**YOUR GOAL**
What follows is a set of records; repeat all of them exactly.
** BEGIN RECORDS SHOWN **
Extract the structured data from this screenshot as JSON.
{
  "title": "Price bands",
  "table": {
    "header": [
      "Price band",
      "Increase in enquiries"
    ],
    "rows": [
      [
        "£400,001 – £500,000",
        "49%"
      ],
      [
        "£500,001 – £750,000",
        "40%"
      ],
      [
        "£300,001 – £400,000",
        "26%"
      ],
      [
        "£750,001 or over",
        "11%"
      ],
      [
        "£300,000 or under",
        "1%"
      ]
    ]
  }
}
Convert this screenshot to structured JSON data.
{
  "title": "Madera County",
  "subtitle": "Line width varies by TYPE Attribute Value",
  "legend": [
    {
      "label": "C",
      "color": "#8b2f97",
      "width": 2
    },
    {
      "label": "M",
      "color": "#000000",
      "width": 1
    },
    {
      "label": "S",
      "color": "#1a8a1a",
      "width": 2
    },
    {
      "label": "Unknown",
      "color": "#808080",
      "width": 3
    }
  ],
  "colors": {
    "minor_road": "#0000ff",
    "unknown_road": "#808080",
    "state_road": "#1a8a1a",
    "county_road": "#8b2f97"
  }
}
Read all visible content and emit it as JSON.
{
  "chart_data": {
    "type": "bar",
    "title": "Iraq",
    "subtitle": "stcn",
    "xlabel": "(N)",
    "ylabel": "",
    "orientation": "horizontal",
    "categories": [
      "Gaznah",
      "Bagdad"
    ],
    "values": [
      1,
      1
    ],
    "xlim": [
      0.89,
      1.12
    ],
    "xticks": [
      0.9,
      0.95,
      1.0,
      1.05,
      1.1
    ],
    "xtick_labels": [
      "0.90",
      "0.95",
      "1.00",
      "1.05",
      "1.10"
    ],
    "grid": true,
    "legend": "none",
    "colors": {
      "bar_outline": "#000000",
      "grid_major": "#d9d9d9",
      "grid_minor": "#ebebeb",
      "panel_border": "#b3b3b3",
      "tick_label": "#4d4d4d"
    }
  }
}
** END RECORDS SHOWN **
**REPLY**
Extract the structured data from this screenshot as JSON.
{
  "title": "Price bands",
  "table": {
    "header": [
      "Price band",
      "Increase in enquiries"
    ],
    "rows": [
      [
        "£400,001 – £500,000",
        "49%"
      ],
      [
        "£500,001 – £750,000",
        "40%"
      ],
      [
        "£300,001 – £400,000",
        "26%"
      ],
      [
        "£750,001 or over",
        "11%"
      ],
      [
        "£300,000 or under",
        "1%"
      ]
    ]
  }
}
Convert this screenshot to structured JSON data.
{
  "title": "Madera County",
  "subtitle": "Line width varies by TYPE Attribute Value",
  "legend": [
    {
      "label": "C",
      "color": "#8b2f97",
      "width": 2
    },
    {
      "label": "M",
      "color": "#000000",
      "width": 1
    },
    {
      "label": "S",
      "color": "#1a8a1a",
      "width": 2
    },
    {
      "label": "Unknown",
      "color": "#808080",
      "width": 3
    }
  ],
  "colors": {
    "minor_road": "#0000ff",
    "unknown_road": "#808080",
    "state_road": "#1a8a1a",
    "county_road": "#8b2f97"
  }
}
Read all visible content and emit it as JSON.
{
  "chart_data": {
    "type": "bar",
    "title": "Iraq",
    "subtitle": "stcn",
    "xlabel": "(N)",
    "ylabel": "",
    "orientation": "horizontal",
    "categories": [
      "Gaznah",
      "Bagdad"
    ],
    "values": [
      1,
      1
    ],
    "xlim": [
      0.89,
      1.12
    ],
    "xticks": [
      0.9,
      0.95,
      1.0,
      1.05,
      1.1
    ],
    "xtick_labels": [
      "0.90",
      "0.95",
      "1.00",
      "1.05",
      "1.10"
    ],
    "grid": true,
    "legend": "none",
    "colors": {
      "bar_outline": "#000000",
      "grid_major": "#d9d9d9",
      "grid_minor": "#ebebeb",
      "panel_border": "#b3b3b3",
      "tick_label": "#4d4d4d"
    }
  }
}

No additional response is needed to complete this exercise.